### Instructions for the task
Reading down the listing below, count the lines where the word "JSON" shows up, then give only that count.

### Listing
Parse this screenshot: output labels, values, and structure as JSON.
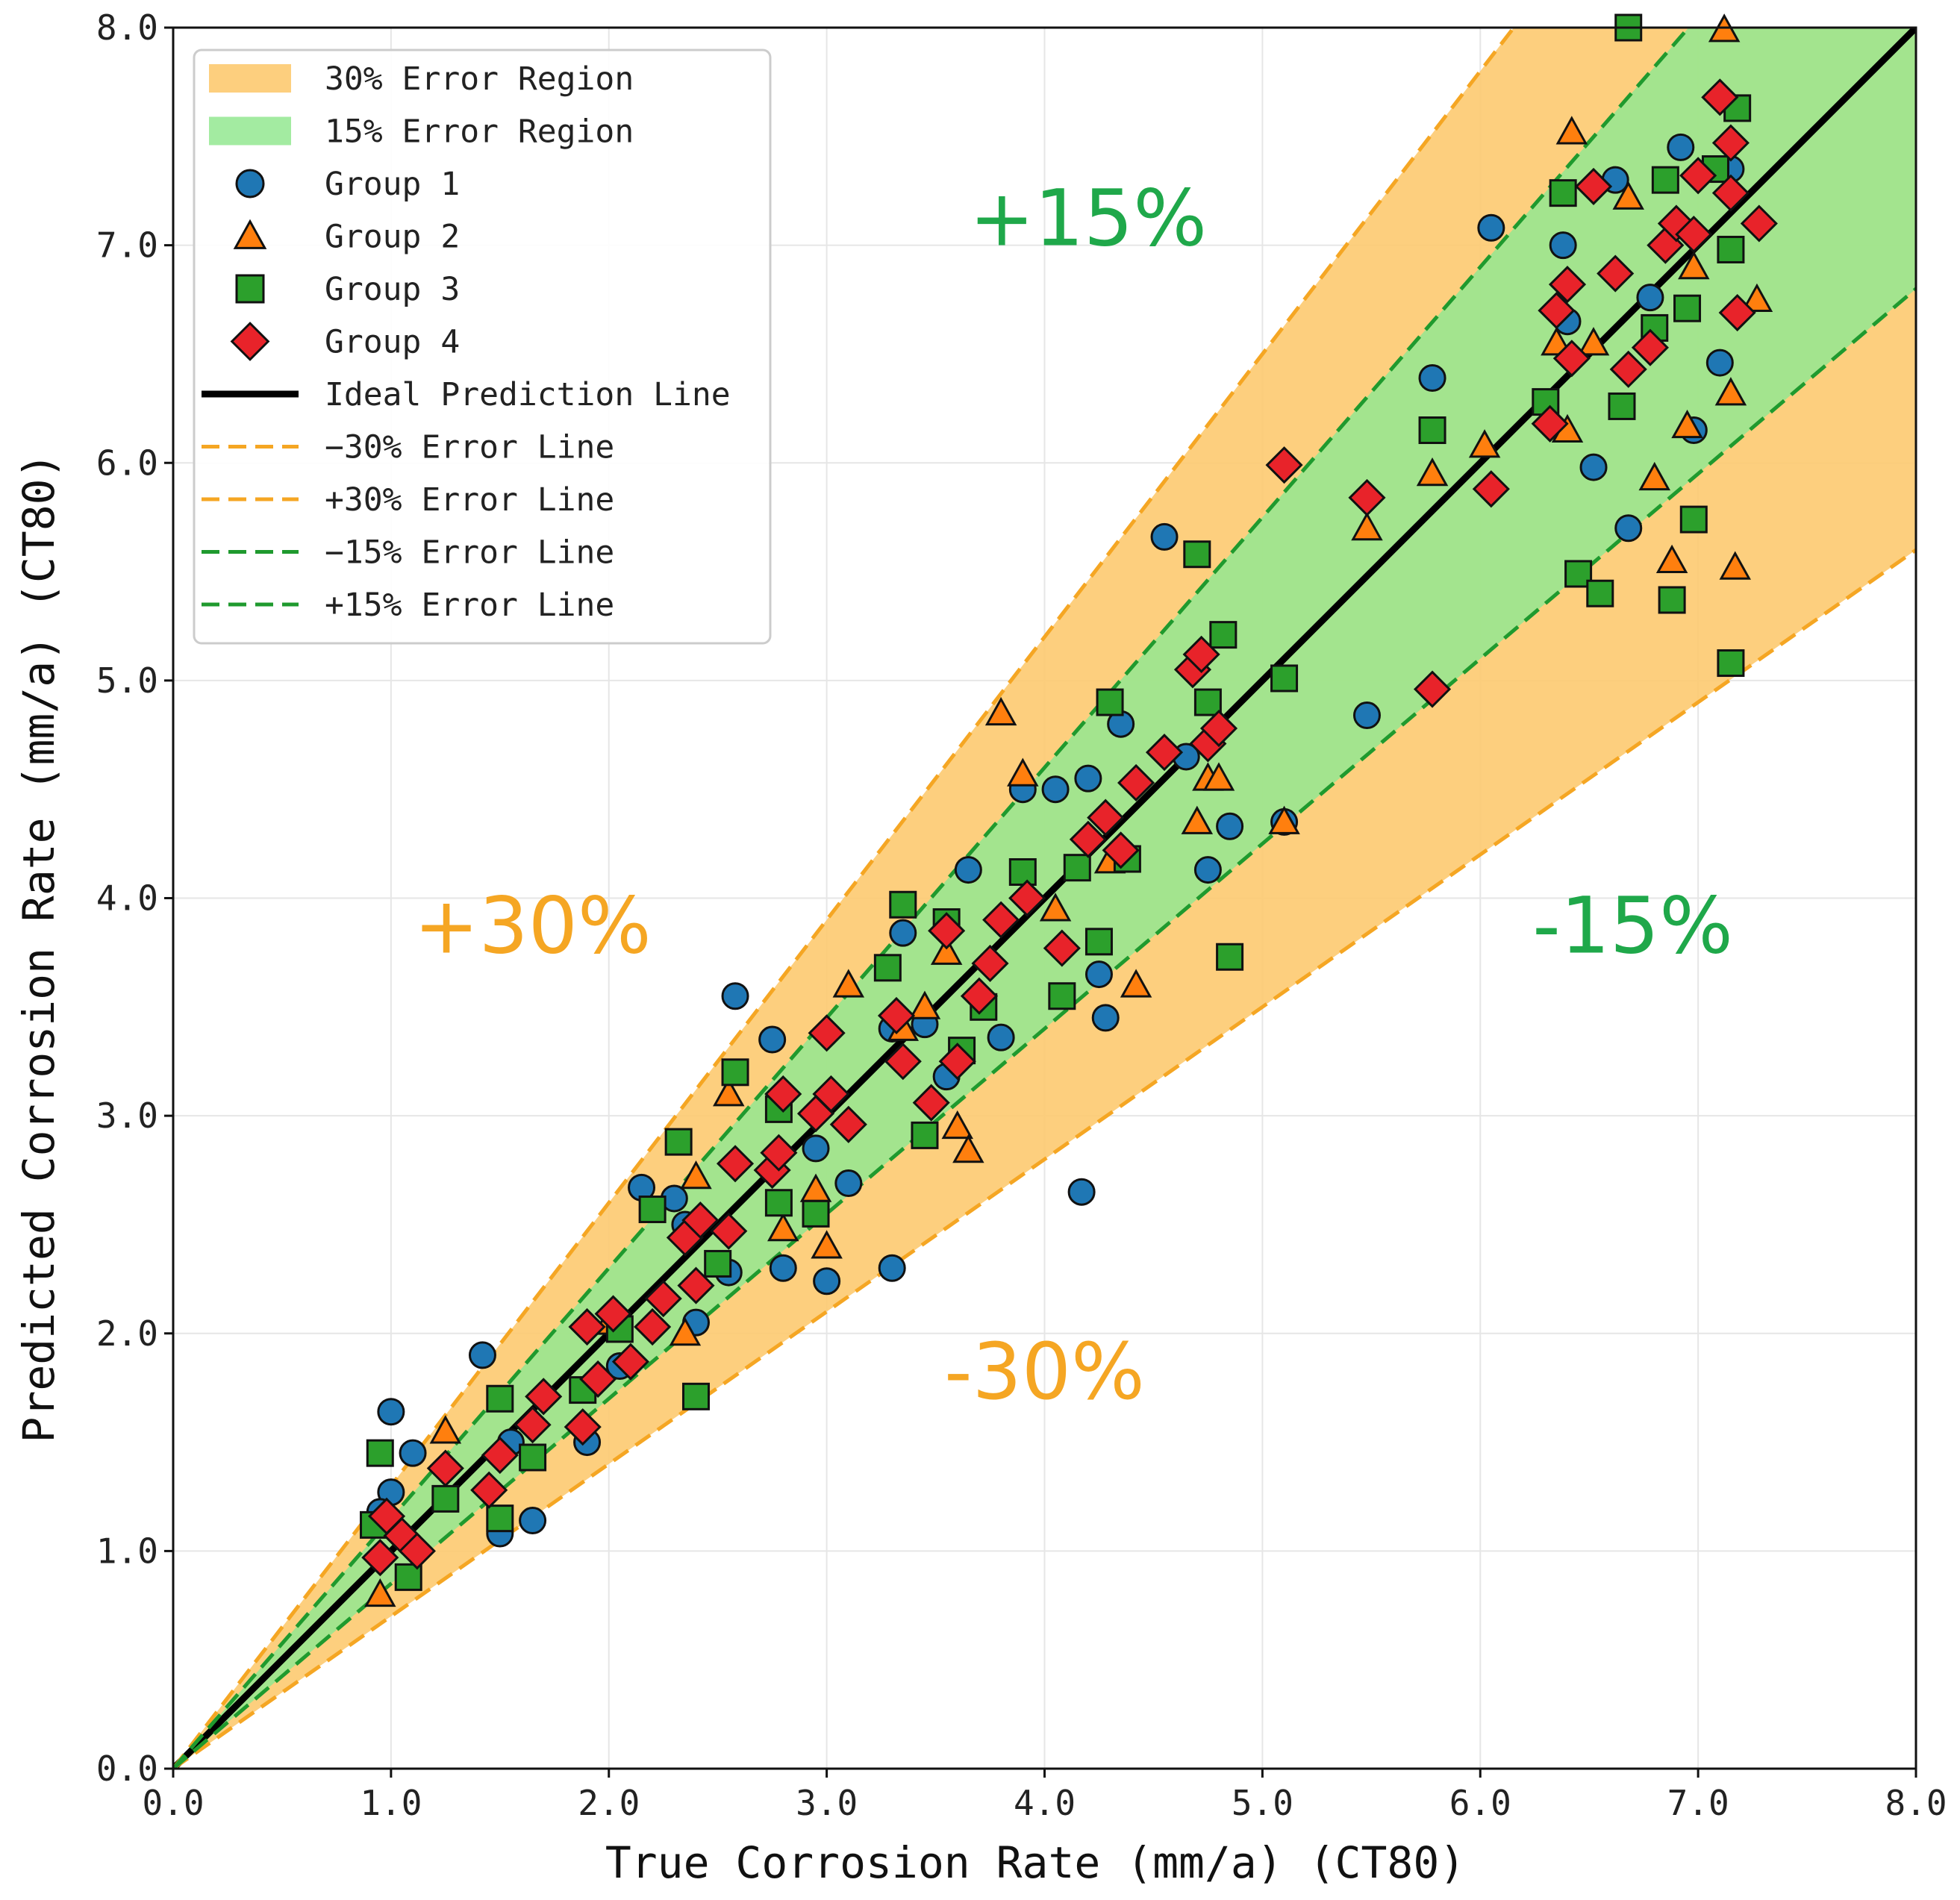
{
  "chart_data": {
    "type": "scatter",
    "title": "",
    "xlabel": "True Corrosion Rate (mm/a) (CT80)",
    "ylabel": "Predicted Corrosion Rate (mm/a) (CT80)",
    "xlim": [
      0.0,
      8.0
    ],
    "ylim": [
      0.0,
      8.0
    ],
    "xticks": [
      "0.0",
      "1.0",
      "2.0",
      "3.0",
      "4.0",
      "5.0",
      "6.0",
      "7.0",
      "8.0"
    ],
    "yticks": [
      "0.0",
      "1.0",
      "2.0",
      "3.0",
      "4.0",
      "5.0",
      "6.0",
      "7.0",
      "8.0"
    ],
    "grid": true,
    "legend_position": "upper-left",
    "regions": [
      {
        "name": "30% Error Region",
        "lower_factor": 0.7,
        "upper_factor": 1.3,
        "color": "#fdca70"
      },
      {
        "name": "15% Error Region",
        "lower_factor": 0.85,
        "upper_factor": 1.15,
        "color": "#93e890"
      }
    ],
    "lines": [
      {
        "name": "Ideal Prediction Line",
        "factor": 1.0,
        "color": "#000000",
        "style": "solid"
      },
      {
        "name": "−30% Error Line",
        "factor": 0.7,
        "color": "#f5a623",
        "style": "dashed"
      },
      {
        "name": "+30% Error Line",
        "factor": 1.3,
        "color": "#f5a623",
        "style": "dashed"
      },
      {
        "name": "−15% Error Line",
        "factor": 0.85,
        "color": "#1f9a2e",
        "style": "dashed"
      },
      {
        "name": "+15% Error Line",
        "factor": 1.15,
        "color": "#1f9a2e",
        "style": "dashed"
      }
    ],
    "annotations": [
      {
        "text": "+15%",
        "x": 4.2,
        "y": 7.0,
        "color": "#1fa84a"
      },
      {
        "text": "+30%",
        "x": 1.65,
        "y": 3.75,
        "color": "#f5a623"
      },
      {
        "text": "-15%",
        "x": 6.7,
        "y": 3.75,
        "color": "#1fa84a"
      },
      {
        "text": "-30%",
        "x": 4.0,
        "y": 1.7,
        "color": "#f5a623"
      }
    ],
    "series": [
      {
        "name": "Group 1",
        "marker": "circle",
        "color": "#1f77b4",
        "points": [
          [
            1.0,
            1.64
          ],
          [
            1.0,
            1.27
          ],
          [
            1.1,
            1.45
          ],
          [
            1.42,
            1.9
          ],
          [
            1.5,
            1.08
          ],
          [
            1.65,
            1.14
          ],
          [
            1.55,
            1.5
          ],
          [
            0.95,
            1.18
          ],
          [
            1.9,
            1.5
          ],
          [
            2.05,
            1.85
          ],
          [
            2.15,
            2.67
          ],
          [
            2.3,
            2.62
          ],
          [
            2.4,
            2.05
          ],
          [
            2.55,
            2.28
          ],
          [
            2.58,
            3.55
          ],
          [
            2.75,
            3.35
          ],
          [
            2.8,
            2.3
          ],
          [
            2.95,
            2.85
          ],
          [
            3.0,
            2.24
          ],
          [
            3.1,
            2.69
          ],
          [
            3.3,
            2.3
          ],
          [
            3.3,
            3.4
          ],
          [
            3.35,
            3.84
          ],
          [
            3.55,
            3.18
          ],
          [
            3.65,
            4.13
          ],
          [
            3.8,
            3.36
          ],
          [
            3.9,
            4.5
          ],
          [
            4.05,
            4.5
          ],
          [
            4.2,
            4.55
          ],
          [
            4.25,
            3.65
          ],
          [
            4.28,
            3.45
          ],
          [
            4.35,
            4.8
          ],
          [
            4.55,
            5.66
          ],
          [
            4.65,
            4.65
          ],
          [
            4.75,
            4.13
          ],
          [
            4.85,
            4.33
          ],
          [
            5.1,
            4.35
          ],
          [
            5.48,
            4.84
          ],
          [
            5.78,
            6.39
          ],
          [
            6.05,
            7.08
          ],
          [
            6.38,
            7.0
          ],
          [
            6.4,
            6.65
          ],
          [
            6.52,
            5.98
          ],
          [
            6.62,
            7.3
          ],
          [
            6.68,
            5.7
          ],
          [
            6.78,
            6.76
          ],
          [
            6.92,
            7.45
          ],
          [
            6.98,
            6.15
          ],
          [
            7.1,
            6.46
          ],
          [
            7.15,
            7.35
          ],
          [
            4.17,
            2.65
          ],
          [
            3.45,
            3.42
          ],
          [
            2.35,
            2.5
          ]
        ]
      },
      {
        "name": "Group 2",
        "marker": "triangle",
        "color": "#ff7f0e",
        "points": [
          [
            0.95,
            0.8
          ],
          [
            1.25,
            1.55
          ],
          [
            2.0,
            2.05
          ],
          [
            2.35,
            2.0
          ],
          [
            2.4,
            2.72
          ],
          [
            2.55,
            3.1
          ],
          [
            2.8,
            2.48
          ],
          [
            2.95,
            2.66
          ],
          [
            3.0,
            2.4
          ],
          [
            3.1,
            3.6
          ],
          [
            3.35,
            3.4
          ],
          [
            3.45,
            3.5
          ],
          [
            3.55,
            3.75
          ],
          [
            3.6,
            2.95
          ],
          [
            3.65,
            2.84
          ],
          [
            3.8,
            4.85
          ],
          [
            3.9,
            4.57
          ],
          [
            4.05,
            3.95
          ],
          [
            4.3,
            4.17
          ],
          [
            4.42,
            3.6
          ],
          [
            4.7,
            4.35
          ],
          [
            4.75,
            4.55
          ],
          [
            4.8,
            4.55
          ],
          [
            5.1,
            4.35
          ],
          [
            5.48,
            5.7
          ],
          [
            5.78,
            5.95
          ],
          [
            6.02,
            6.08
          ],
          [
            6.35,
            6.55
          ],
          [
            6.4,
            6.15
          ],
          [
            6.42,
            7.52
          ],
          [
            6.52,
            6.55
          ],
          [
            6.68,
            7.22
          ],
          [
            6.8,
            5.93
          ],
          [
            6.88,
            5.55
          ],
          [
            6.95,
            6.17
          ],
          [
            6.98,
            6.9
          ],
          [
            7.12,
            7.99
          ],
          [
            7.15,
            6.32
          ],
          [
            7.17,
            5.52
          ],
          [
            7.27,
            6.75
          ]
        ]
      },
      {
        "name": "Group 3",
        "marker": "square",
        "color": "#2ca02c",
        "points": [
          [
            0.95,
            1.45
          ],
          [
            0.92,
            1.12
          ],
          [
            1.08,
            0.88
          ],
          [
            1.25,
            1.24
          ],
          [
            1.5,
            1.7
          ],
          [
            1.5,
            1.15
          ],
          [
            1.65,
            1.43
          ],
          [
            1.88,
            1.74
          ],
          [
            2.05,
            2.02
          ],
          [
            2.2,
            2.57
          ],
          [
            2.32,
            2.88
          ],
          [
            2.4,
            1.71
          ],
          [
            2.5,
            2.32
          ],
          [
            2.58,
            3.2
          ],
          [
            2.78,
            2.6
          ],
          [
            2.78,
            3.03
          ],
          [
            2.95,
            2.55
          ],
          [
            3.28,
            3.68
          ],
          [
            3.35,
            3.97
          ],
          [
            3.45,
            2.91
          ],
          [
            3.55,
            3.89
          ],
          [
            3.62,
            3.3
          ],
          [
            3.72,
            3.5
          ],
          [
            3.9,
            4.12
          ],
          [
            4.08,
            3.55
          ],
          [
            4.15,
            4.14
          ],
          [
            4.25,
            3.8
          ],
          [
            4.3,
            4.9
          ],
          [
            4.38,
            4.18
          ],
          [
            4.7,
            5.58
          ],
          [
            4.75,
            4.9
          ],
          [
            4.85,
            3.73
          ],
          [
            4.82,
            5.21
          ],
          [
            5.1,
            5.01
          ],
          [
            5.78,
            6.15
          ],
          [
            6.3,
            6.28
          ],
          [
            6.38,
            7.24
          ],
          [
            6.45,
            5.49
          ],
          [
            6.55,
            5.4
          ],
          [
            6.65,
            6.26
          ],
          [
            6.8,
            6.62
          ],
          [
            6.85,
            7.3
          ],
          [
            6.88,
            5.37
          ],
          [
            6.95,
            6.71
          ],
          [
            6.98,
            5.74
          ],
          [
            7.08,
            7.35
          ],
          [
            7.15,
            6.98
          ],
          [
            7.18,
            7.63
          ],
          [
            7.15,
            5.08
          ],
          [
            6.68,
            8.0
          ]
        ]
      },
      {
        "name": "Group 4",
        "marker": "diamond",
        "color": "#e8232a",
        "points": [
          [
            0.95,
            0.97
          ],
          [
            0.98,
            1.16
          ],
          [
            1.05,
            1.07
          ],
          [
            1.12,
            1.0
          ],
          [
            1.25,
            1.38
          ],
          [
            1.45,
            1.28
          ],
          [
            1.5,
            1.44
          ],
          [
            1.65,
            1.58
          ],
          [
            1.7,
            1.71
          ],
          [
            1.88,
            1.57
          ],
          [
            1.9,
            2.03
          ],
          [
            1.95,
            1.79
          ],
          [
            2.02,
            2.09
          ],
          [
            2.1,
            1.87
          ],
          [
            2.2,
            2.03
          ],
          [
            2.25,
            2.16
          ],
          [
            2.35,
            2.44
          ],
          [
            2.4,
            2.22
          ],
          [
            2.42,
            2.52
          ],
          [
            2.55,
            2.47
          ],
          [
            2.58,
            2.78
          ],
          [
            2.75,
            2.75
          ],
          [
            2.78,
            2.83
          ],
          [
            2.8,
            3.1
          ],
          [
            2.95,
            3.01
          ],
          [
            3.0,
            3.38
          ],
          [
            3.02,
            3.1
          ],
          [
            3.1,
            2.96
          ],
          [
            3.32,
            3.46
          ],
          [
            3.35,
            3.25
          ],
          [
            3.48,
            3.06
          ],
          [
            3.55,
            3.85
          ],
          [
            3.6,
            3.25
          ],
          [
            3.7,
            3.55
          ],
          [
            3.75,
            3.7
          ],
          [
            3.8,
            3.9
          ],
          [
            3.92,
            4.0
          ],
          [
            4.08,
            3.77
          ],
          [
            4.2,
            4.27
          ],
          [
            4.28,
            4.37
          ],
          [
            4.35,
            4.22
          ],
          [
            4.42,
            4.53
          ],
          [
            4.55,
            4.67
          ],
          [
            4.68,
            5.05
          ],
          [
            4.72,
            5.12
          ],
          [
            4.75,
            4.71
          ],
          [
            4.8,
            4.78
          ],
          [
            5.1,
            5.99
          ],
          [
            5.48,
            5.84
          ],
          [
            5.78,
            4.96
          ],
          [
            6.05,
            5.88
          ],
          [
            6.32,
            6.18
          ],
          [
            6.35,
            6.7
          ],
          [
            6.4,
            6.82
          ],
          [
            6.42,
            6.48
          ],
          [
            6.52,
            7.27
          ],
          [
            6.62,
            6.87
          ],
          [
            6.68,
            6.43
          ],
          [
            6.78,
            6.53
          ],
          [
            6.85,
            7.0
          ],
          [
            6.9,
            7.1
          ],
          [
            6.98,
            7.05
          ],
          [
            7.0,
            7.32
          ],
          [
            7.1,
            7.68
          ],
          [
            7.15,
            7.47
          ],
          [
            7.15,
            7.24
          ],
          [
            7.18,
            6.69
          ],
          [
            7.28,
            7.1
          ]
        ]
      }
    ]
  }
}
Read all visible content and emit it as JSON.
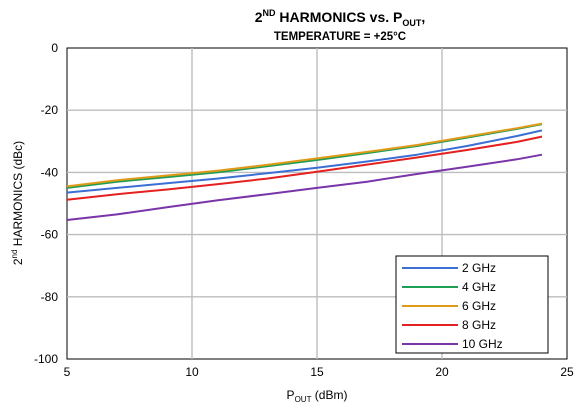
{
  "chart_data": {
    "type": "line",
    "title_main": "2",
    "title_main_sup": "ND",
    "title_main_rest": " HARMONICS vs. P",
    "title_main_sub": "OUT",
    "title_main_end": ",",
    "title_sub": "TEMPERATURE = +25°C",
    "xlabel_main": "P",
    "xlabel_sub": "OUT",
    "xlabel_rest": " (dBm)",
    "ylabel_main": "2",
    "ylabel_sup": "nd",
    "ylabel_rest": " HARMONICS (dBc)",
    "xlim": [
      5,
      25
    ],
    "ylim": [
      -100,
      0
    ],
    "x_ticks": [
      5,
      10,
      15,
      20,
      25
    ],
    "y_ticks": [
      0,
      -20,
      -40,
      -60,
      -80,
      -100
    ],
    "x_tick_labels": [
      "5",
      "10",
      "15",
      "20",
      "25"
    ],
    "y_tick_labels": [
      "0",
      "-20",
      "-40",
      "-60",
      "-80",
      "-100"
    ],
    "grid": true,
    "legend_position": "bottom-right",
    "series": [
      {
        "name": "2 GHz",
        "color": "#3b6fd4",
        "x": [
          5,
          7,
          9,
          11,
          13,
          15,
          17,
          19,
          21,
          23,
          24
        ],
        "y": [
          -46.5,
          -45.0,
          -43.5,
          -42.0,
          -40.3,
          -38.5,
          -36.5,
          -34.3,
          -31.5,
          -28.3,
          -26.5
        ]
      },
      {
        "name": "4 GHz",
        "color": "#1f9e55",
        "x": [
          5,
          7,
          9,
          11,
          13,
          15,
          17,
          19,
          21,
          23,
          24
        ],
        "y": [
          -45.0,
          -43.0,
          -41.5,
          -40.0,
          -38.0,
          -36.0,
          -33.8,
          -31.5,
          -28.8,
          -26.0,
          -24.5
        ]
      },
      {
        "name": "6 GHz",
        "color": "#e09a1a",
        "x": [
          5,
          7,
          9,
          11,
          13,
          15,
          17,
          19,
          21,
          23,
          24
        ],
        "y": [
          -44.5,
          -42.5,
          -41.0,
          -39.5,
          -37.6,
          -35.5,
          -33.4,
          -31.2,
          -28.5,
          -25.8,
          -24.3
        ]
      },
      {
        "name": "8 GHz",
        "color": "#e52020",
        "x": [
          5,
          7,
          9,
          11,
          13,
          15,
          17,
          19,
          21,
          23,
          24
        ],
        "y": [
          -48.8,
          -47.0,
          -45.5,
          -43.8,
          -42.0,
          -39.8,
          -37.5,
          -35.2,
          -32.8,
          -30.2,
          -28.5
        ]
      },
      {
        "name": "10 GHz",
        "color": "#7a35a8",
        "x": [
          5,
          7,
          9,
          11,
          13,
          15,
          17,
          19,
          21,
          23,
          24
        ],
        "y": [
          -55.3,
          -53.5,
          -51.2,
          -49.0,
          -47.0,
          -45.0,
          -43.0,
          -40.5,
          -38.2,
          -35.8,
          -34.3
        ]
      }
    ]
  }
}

### Finished task
2